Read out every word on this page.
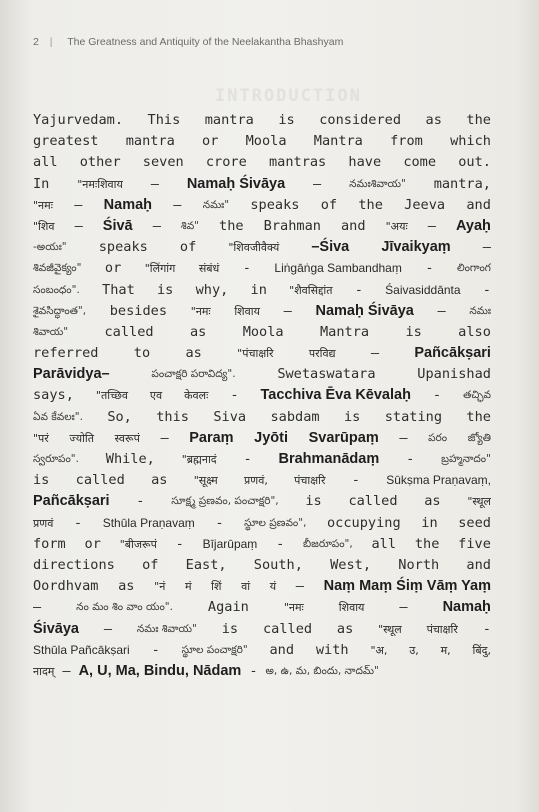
INTRODUCTION
2 | The Greatness and Antiquity of the Neelakantha Bhashyam
Yajurvedam. This mantra is considered as the
greatest mantra or Moola Mantra from which
all other seven crore mantras have come out.
In	"नमःशिवाय – Namaḥ Śivāya –	నమఃశివాయ" mantra,
"नमः – Namaḥ – నమః" speaks of the Jeeva and
"शिव – Śivā – శివ" the Brahman and "अयः – Ayaḥ
-అయః" speaks of	"शिवजीवैक्यं –Śiva Jīvaikyaṃ –
శివజీవైక్యం" or "लिंगांग संबंधं - Liṅgāṅga Sambandhaṃ - లింగాంగ
సంబంధం". That is why, in "शैवसिद्दांत - Śaivasiddānta -
శైవసిద్ధాంత", besides "नमः शिवाय – Namaḥ Śivāya – నమః
శివాయ"	called	as	Moola	Mantra	is	also
referred	to	as	"पंचाक्षरि	परविद्य	– Pañcākṣari
Parāvidya–	పంచాక్షరి పరావిద్య".	Swetaswatara	Upanishad
says, "तच्छिव एव केवलः - Tacchiva Ēva Kēvalaḥ - తచ్ఛివ
ఏవ కేవలః". So, this Siva sabdam is stating the
"परं ज्योति स्वरूपं – Paraṃ Jyōti Svarūpaṃ – పరం జ్యోతి
స్వరూపం". While, "ब्रह्मनादं - Brahmanādaṃ -	బ్రహ్మనాదం"
is called as "सूक्ष्म प्रणवं, पंचाक्षरि - Sūkṣma Praṇavaṃ,
Pañcākṣari -	సూక్ష్మ ప్రణవం, పంచాక్షరి", is called as "स्थूल
प्रणवं - Sthūla Praṇavaṃ - స్థూల ప్రణవం", occupying in seed
form or "बीजरूपं - Bījarūpaṃ - బీజరూపం", all the five
directions of East, South, West, North and
Oordhvam as "नं मं शिं वां यं – Naṃ Maṃ Śiṃ Vāṃ Yaṃ
–	నం మం శిం వాం యం".	Again	"नमः	शिवाय	– Namaḥ
Śivāya – నమః శివాయ" is called as "स्थूल पंचाक्षरि -
Sthūla Pañcākṣari - స్థూల పంచాక్షరి" and with "अ, उ, म, बिंदु,
नादम् – A, U, Ma, Bindu, Nādam - అ, ఉ, మ, బిందు, నాదమ్"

EXERCISE: Transcribe the records word for word and include no pictures.

RESULT FOR THIS EXERCISE:
Read out every word on this page.
INTRODUCTION
2 | The Greatness and Antiquity of the Neelakantha Bhashyam
Yajurvedam. This mantra is considered as the
greatest mantra or Moola Mantra from which
all other seven crore mantras have come out.
In	"नमःशिवाय – Namaḥ Śivāya –	నమఃశివాయ" mantra,
"नमः – Namaḥ – నమః" speaks of the Jeeva and
"शिव – Śivā – శివ" the Brahman and "अयः – Ayaḥ
-అయః" speaks of	"शिवजीवैक्यं –Śiva Jīvaikyaṃ –
శివజీవైక్యం" or "लिंगांग संबंधं - Liṅgāṅga Sambandhaṃ - లింగాంగ
సంబంధం". That is why, in "शैवसिद्दांत - Śaivasiddānta -
శైవసిద్ధాంత", besides "नमः शिवाय – Namaḥ Śivāya – నమః
శివాయ"	called	as	Moola	Mantra	is	also
referred	to	as	"पंचाक्षरि	परविद्य	– Pañcākṣari
Parāvidya–	పంచాక్షరి పరావిద్య".	Swetaswatara	Upanishad
says, "तच्छिव एव केवलः - Tacchiva Ēva Kēvalaḥ - తచ్ఛివ
ఏవ కేవలః". So, this Siva sabdam is stating the
"परं ज्योति स्वरूपं – Paraṃ Jyōti Svarūpaṃ – పరం జ్యోతి
స్వరూపం". While, "ब्रह्मनादं - Brahmanādaṃ -	బ్రహ్మనాదం"
is called as "सूक्ष्म प्रणवं, पंचाक्षरि - Sūkṣma Praṇavaṃ,
Pañcākṣari -	సూక్ష్మ ప్రణవం, పంచాక్షరి", is called as "स्थूल
प्रणवं - Sthūla Praṇavaṃ - స్థూల ప్రణవం", occupying in seed
form or "बीजरूपं - Bījarūpaṃ - బీజరూపం", all the five
directions of East, South, West, North and
Oordhvam as "नं मं शिं वां यं – Naṃ Maṃ Śiṃ Vāṃ Yaṃ
–	నం మం శిం వాం యం".	Again	"नमः	शिवाय	– Namaḥ
Śivāya – నమః శివాయ" is called as "स्थूल पंचाक्षरि -
Sthūla Pañcākṣari - స్థూల పంచాక్షరి" and with "अ, उ, म, बिंदु,
नादम् – A, U, Ma, Bindu, Nādam - అ, ఉ, మ, బిందు, నాదమ్"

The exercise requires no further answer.